Required work: Pull out every line below that contains the word "this".

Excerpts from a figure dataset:
------------------------------------------------
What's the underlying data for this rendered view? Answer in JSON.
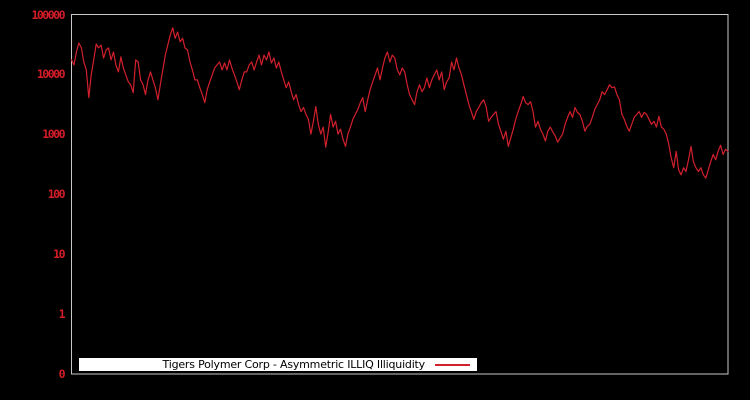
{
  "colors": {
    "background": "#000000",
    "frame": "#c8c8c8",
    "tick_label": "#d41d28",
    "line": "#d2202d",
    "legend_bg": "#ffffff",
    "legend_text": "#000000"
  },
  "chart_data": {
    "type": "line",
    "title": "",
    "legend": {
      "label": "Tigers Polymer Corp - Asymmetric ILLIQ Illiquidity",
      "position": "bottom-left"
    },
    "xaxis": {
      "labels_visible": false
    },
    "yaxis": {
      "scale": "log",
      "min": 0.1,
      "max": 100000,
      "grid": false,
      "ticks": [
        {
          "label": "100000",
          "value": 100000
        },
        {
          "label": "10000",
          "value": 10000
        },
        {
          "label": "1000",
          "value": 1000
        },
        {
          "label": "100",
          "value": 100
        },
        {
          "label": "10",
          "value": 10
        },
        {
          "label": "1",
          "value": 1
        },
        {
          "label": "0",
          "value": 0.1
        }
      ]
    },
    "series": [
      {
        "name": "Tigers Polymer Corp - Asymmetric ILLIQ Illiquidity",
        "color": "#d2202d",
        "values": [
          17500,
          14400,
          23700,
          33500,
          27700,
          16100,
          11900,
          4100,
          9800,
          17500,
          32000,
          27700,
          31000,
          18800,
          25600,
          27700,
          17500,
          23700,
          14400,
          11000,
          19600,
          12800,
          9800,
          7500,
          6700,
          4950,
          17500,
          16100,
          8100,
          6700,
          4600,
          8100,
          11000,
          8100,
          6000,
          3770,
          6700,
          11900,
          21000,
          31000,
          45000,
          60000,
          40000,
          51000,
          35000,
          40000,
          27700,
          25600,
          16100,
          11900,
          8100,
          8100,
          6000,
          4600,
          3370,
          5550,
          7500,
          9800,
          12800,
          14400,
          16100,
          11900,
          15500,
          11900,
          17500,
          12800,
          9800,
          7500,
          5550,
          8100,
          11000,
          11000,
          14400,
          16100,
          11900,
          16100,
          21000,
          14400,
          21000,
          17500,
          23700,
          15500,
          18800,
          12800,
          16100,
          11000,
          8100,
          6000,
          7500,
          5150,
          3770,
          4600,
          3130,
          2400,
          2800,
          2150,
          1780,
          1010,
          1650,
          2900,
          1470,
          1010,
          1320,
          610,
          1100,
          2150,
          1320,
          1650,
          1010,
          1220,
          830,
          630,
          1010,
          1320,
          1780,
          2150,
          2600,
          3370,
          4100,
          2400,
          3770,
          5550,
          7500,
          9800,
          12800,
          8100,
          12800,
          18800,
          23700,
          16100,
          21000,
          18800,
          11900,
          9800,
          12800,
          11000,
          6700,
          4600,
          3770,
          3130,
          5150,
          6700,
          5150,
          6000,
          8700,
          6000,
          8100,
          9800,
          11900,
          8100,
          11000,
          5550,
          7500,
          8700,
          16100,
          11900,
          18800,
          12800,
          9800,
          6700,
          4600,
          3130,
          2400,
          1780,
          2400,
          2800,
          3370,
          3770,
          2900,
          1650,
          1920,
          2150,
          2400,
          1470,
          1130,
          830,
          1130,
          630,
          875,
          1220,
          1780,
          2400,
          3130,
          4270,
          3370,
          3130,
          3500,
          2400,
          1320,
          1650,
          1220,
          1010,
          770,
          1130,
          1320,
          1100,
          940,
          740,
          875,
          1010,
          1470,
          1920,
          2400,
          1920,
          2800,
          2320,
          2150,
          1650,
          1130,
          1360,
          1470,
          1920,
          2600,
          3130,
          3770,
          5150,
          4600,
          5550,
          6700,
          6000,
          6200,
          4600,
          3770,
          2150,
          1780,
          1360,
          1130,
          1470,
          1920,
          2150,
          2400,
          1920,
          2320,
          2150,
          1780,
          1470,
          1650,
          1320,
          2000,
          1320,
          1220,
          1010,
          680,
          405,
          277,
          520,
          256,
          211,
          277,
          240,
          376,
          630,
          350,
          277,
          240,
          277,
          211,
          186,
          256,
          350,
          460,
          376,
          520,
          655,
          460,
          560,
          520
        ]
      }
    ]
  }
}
------------------------------------------------
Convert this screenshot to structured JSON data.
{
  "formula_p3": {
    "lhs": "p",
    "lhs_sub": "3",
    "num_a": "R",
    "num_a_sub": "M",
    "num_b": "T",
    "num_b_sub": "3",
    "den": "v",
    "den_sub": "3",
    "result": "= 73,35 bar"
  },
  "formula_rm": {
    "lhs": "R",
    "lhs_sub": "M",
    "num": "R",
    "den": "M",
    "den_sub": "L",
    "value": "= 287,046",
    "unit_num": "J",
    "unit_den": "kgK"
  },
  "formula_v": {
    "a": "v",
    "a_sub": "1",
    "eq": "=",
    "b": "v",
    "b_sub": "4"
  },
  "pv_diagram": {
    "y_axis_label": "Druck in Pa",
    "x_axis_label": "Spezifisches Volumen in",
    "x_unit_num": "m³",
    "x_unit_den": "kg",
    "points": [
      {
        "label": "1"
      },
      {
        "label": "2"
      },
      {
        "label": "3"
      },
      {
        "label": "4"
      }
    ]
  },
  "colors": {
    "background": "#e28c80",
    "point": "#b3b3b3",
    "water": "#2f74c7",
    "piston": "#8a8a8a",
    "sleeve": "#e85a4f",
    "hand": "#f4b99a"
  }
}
------------------------------------------------
Exercise solution:
What's the underlying data for this rendered view? Answer in JSON.
Convert this screenshot to structured JSON data.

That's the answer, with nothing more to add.